-- What the task asks --
Starting at the line that contains "Output each element" and stopping after the line that contains "cancel-button[interactable]: Cancel (335, 193, 473, 237)", give the lines of the entries below as a JSON list of strings, one string per line, with blank lines left out. Leave the pictures out of the answer.

-- Records shown --

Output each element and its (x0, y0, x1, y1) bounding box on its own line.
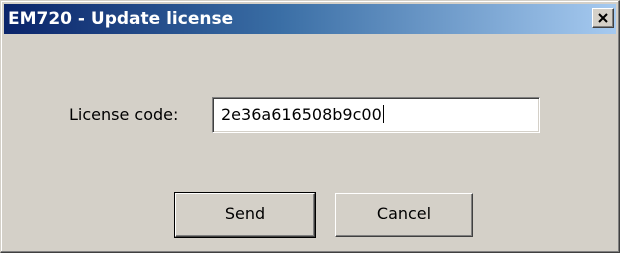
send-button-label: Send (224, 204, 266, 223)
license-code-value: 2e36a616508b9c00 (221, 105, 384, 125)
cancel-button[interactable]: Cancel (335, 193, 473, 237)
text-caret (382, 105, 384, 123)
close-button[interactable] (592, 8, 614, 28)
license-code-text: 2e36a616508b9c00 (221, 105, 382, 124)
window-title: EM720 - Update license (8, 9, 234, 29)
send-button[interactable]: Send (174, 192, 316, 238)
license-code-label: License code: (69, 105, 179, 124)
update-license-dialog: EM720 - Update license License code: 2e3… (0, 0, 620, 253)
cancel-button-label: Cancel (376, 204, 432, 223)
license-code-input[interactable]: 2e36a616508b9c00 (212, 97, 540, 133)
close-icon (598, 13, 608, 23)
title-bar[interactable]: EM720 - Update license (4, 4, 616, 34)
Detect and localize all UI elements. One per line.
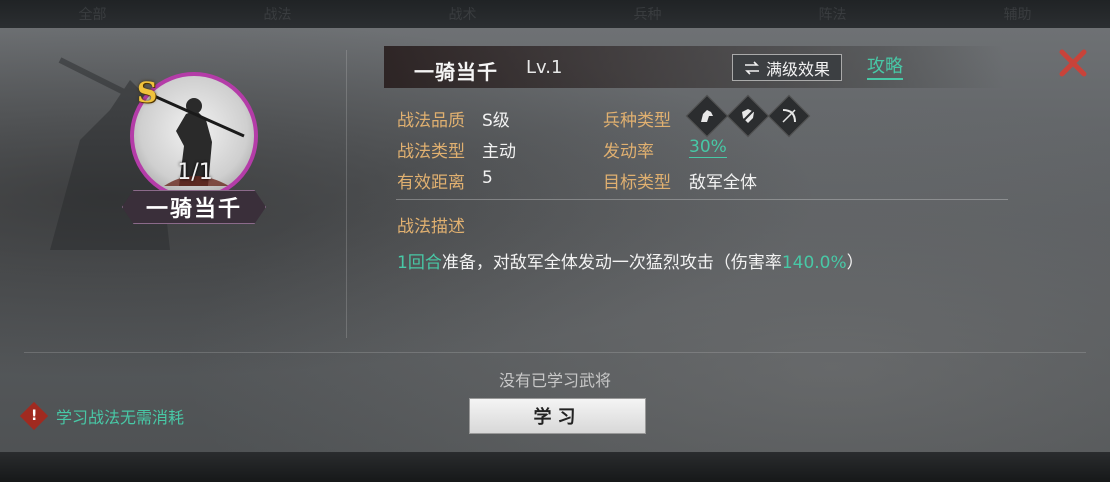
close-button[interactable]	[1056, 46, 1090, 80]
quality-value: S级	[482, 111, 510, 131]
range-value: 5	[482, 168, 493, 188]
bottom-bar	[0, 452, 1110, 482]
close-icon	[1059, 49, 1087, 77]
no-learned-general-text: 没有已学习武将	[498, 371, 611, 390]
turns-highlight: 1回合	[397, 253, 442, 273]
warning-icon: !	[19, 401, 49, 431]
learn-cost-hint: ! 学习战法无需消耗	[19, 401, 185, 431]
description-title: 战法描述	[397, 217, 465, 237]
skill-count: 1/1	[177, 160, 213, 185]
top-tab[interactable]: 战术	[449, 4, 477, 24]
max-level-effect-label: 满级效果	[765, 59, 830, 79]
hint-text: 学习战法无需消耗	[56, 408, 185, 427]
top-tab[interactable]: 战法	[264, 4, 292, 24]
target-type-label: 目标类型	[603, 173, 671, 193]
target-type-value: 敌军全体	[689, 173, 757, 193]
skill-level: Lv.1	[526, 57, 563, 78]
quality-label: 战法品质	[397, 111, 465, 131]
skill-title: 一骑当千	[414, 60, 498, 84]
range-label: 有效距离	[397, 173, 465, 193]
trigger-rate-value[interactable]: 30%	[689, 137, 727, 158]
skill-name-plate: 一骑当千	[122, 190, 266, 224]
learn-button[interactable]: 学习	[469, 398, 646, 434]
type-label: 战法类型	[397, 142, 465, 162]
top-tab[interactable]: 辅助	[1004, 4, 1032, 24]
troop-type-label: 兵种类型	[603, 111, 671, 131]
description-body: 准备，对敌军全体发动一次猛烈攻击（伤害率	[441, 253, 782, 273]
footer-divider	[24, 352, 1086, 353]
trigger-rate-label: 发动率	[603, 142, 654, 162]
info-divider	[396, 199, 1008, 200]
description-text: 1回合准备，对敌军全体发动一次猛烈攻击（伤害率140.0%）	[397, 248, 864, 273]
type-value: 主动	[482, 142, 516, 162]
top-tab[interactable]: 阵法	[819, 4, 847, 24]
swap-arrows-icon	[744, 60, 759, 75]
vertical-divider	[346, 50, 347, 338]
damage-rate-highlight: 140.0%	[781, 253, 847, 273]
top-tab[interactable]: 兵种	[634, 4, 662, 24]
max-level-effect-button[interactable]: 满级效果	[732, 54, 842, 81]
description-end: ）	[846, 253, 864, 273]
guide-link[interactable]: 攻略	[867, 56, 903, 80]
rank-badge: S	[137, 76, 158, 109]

==

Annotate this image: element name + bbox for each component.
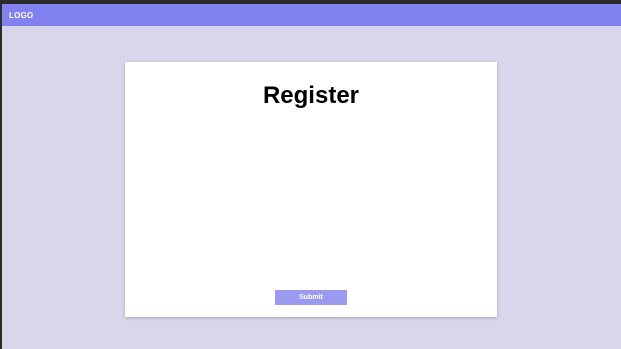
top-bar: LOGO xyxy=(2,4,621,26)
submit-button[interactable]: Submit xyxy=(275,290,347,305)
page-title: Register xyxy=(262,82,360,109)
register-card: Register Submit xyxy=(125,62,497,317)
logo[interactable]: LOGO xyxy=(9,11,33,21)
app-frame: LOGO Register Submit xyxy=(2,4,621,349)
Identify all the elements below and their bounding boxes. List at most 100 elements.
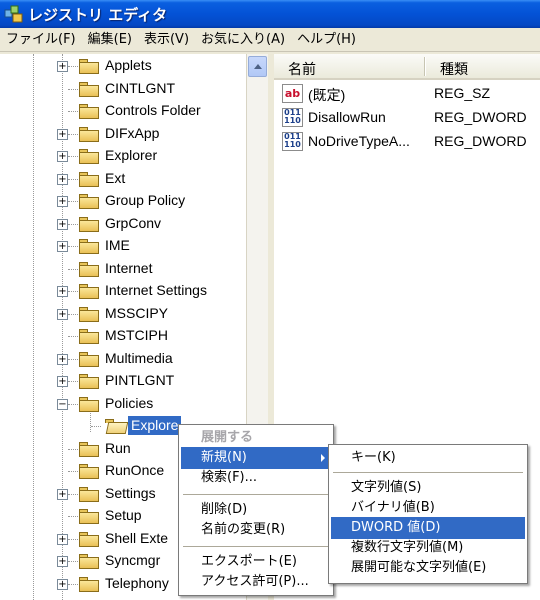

-- Task output --
[
  "Output each element and its (x0, y0, x1, y1) bounding box on its own line.",
  "send-button-label: Send (224, 204, 266, 223)",
  "license-code-value: 2e36a616508b9c00 (221, 105, 384, 125)",
  "cancel-button[interactable]: Cancel (335, 193, 473, 237)"
]